■ The exercise ■
Look through the lines below and extract each one that contains "miễn".
──────── Dataset entries ────────
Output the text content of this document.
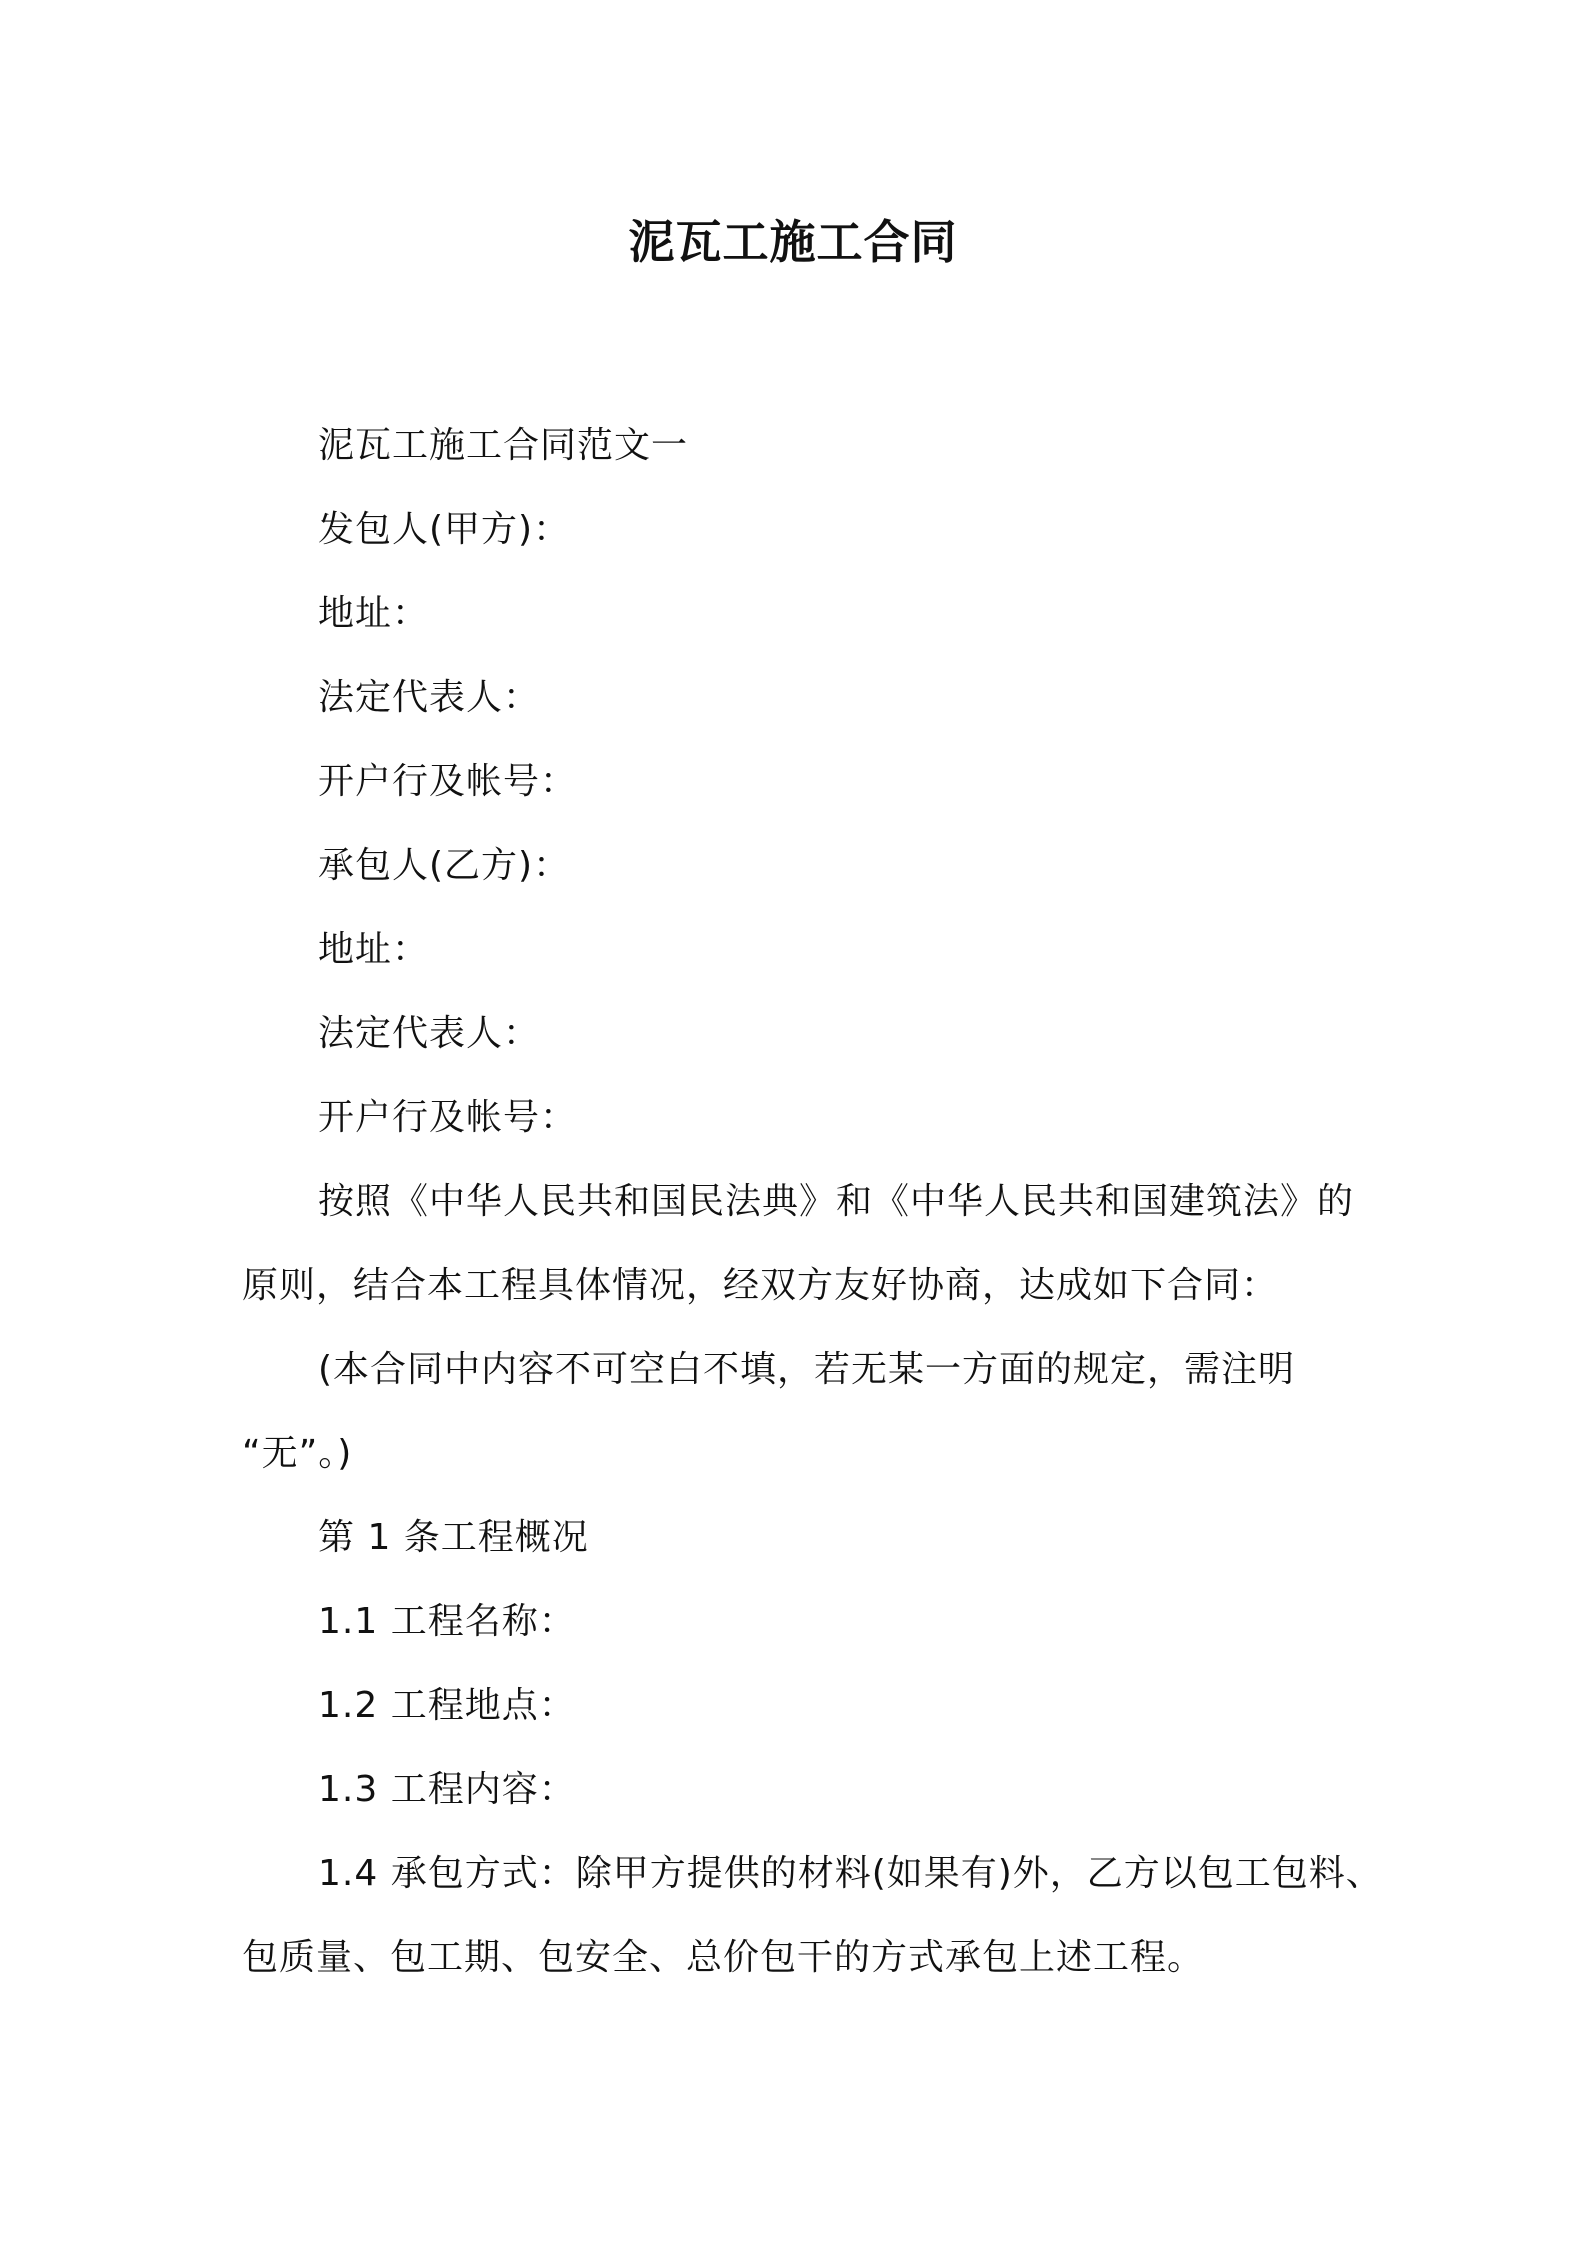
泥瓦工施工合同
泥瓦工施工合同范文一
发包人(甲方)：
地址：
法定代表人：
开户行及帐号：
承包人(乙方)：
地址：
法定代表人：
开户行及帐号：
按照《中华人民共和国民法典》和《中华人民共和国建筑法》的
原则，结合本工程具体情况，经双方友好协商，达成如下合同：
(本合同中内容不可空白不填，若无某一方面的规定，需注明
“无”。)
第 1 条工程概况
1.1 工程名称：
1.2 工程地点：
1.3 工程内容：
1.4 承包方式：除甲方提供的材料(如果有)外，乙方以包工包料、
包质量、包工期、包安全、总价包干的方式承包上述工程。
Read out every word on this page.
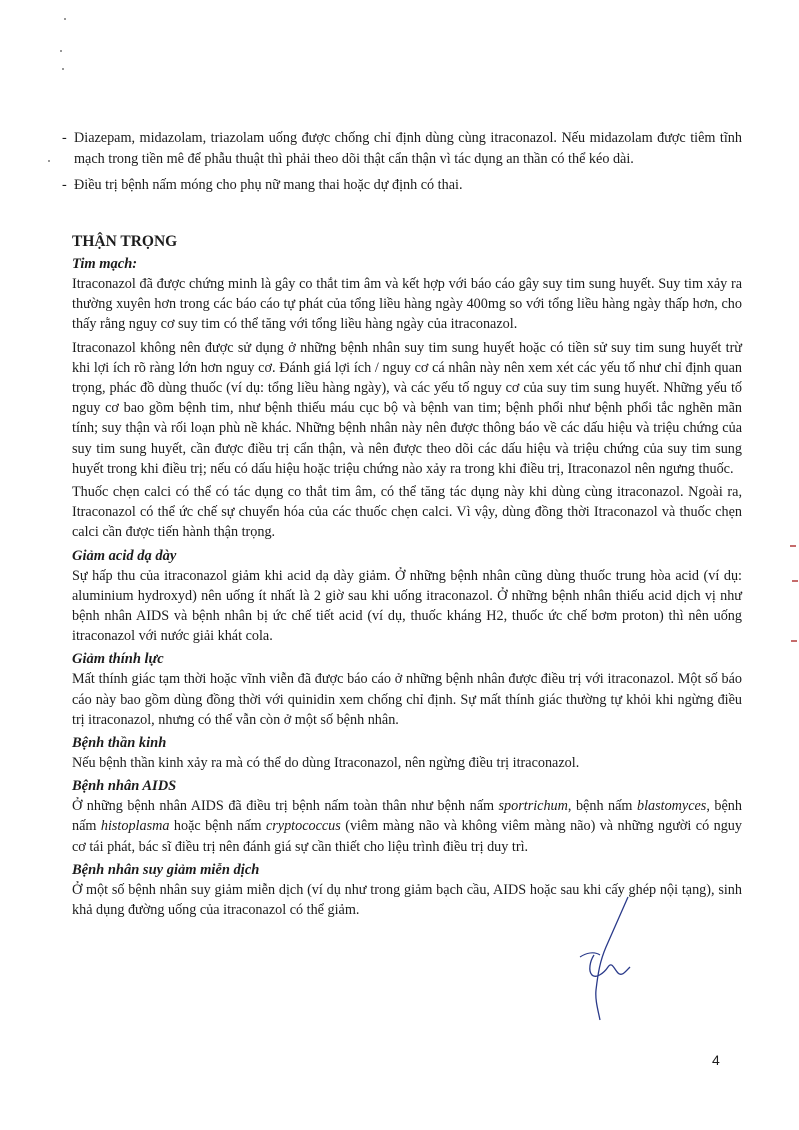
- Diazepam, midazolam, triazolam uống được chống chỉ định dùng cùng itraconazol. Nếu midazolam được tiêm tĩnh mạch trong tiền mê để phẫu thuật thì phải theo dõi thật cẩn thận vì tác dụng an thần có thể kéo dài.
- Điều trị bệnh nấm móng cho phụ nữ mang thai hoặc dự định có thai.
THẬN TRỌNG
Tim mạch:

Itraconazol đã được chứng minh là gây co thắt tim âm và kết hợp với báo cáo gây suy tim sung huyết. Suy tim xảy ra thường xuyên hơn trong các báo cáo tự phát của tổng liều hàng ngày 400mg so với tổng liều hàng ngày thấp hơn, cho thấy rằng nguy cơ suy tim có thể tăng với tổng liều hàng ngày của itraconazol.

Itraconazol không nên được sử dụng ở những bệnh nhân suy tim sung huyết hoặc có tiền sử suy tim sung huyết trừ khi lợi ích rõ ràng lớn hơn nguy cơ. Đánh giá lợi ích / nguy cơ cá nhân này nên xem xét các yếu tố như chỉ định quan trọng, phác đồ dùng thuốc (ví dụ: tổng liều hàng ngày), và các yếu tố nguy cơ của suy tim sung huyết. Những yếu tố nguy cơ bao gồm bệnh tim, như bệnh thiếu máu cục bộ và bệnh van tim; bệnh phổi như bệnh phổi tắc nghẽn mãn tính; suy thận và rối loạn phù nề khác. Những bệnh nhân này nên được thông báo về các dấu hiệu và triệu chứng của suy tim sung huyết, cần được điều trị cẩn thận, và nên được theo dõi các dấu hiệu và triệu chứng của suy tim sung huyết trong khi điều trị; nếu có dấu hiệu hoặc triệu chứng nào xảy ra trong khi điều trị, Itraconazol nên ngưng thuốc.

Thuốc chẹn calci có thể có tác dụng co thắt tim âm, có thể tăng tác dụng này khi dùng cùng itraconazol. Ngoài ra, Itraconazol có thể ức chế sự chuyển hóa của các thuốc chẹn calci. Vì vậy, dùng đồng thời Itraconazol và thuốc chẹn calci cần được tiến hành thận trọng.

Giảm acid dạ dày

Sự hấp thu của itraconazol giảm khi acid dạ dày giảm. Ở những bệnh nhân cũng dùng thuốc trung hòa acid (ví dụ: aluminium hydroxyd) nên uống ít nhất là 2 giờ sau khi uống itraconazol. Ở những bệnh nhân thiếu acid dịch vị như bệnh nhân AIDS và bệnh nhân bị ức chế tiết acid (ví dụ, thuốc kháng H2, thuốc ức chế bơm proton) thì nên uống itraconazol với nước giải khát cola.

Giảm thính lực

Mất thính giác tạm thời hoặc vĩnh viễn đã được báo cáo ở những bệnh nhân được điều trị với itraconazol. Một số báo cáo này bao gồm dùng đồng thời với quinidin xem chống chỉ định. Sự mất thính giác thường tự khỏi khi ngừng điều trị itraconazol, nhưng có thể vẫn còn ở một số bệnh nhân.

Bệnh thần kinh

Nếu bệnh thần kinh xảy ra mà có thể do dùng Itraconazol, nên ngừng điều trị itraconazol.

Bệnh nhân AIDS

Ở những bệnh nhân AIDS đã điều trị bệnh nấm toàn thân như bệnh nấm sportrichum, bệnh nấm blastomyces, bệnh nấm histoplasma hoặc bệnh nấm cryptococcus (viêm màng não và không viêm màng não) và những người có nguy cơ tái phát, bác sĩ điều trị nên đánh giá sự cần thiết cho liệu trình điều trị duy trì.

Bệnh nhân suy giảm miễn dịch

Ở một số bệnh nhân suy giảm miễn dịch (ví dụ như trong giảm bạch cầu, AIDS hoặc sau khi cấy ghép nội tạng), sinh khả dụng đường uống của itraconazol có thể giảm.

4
────────
■ Exercise result ■
Bệnh nhân suy giảm miễn dịch
Ở một số bệnh nhân suy giảm miễn dịch (ví dụ như trong giảm bạch cầu, AIDS hoặc sau khi cấy ghép nội tạng), sinh khả dụng đường uống của itraconazol có thể giảm.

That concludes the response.